Reply only with how many lines contain the word "JSON".

** START Data supplied **

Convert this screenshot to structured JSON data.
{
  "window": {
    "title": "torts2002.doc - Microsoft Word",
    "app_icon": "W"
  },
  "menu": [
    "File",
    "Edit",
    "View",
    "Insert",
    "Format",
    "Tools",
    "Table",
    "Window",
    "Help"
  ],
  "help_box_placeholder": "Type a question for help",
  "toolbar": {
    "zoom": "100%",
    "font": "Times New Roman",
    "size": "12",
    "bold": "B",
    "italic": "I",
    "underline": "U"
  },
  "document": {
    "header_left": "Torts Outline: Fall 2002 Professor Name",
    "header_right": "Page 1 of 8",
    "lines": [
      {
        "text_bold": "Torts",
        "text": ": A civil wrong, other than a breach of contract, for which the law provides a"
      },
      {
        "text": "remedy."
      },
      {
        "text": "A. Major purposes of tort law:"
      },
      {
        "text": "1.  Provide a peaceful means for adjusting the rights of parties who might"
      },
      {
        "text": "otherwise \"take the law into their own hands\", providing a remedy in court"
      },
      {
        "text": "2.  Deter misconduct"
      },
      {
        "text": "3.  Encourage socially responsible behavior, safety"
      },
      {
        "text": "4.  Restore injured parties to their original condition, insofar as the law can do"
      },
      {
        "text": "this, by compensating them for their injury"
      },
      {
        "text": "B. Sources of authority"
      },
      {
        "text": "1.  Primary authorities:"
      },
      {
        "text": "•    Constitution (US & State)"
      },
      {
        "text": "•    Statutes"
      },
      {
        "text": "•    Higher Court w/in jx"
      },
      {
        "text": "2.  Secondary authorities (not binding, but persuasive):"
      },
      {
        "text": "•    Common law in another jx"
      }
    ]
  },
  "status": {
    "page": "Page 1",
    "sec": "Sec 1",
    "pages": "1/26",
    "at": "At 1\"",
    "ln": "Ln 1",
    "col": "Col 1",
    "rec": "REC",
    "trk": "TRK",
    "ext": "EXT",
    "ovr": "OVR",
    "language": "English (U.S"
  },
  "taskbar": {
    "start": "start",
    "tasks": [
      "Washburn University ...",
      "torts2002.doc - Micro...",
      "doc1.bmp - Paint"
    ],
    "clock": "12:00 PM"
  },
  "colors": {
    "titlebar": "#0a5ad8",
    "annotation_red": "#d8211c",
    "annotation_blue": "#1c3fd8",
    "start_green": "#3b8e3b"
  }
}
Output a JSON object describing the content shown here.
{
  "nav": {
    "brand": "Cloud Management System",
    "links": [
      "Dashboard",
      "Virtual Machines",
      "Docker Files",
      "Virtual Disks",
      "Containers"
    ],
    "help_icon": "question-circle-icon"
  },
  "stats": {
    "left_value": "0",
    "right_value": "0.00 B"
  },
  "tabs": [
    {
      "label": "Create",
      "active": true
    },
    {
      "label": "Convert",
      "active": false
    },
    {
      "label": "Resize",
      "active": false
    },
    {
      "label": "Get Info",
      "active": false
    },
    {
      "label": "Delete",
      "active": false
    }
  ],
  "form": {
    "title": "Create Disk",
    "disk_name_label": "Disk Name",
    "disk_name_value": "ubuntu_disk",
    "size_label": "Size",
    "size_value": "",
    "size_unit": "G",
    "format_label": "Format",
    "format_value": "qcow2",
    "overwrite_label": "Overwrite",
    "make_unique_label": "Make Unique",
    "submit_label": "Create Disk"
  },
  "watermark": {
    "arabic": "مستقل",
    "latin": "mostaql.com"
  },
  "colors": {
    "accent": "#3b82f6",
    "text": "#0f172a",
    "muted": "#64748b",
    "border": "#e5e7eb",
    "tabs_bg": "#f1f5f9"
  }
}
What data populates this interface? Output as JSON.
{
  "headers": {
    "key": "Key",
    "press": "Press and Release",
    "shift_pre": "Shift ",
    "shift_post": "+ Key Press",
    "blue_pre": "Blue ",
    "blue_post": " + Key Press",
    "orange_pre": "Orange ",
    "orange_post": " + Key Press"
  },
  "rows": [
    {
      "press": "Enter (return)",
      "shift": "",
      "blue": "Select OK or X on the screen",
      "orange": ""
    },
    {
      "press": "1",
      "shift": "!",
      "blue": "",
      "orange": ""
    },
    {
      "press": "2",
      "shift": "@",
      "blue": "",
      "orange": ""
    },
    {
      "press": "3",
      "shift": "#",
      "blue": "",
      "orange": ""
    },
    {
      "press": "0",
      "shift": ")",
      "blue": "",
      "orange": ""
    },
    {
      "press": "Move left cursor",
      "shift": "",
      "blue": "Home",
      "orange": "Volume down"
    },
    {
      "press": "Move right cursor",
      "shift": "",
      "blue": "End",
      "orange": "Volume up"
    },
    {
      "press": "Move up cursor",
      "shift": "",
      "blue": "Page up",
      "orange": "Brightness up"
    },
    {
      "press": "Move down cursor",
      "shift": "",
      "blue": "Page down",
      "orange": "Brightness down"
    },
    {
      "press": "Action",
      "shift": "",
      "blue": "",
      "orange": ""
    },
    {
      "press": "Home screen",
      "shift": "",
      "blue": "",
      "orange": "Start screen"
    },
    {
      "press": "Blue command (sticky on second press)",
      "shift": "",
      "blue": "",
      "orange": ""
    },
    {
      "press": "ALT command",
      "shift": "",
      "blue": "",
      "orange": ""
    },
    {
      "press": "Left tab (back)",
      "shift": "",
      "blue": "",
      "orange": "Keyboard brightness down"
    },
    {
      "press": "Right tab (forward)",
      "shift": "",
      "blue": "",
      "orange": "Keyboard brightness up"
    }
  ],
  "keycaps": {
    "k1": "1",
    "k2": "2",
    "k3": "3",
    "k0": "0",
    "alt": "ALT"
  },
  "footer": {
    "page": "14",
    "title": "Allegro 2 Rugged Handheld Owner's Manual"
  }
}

** END Data supplied **

→ **Exercise result**: 3